• **Directions**
Count every line in the data below where "carpintaría" occurs, then state that number and nothing more.
-- Begin Stored rows --
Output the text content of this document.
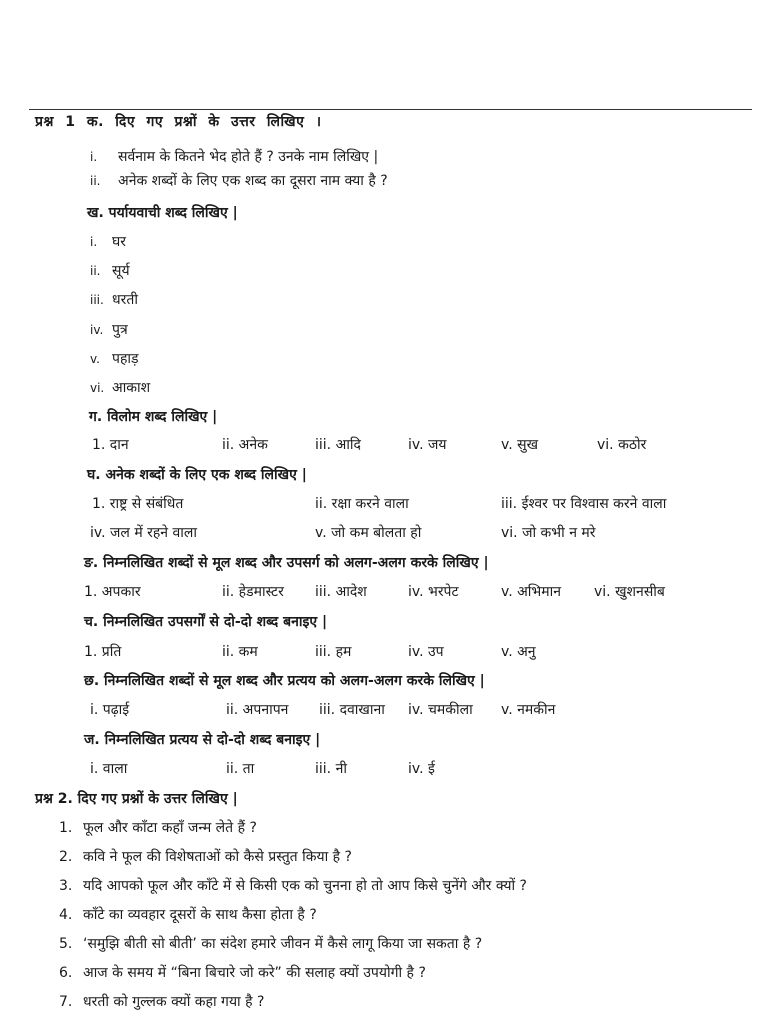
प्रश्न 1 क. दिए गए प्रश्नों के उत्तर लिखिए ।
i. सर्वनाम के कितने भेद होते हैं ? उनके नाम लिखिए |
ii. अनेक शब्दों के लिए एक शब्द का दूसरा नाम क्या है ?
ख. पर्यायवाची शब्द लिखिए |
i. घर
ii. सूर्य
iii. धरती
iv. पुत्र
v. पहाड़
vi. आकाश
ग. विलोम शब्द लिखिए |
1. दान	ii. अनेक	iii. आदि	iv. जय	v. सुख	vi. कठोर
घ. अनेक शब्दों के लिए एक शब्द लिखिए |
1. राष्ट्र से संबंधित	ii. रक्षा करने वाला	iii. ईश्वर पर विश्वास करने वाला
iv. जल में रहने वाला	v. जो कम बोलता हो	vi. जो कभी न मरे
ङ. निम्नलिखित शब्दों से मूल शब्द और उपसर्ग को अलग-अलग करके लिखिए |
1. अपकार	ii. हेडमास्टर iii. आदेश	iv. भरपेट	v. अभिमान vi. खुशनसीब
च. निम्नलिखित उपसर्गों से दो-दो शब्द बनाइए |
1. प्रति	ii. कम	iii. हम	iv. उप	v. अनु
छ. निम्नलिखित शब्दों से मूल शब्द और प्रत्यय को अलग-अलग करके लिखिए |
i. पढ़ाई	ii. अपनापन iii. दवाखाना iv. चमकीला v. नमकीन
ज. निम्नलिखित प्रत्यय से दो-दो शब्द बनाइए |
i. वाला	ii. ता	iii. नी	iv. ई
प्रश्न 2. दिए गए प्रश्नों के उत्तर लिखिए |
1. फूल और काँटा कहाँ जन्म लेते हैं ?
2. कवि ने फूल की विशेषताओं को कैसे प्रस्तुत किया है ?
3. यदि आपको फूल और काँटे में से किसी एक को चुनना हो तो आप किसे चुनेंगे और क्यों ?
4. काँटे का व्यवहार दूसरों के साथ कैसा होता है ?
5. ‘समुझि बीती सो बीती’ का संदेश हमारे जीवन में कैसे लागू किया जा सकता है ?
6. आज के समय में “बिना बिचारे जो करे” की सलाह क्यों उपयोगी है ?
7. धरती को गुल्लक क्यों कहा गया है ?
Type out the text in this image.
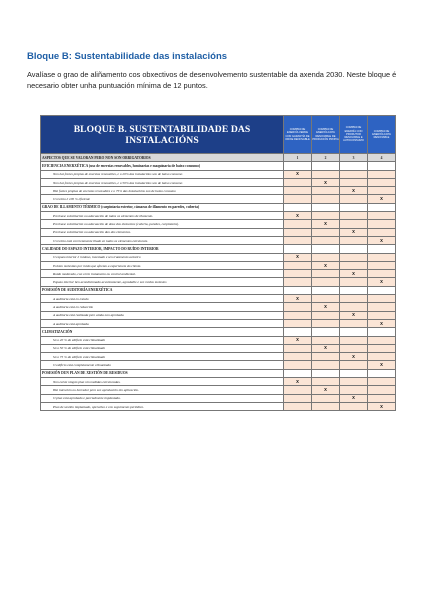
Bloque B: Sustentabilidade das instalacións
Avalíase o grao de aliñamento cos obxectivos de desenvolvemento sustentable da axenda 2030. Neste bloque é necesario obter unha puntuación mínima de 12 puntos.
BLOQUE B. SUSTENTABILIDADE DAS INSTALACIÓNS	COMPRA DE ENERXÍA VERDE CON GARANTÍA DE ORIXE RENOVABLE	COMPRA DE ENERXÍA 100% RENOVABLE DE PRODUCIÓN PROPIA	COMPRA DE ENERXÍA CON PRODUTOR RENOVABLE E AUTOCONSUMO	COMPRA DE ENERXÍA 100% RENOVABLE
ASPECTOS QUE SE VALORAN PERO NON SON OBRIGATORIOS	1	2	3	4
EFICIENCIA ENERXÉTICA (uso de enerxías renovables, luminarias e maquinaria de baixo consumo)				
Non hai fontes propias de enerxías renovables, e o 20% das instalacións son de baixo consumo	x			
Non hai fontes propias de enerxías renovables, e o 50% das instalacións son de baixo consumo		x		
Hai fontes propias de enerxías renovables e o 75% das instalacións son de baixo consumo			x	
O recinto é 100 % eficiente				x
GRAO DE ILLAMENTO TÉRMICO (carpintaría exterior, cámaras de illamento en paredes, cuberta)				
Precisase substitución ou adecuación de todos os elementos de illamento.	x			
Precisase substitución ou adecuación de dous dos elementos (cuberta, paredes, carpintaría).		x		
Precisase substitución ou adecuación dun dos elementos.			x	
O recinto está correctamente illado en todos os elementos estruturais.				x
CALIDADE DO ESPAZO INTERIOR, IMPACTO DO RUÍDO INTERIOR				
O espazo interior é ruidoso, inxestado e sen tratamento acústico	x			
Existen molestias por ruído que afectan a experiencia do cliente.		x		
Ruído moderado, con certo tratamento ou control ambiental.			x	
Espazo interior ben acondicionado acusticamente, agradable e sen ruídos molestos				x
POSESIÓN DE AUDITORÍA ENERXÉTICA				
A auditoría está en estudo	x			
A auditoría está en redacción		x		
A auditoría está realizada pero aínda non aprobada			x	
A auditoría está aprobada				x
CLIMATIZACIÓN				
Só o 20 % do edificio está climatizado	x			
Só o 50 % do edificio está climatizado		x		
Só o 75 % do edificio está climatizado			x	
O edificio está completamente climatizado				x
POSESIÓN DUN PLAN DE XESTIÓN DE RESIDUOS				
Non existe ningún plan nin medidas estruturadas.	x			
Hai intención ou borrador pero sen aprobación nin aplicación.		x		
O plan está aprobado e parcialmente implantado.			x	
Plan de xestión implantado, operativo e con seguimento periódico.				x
-- End Stored rows --
• **Worked answer**
2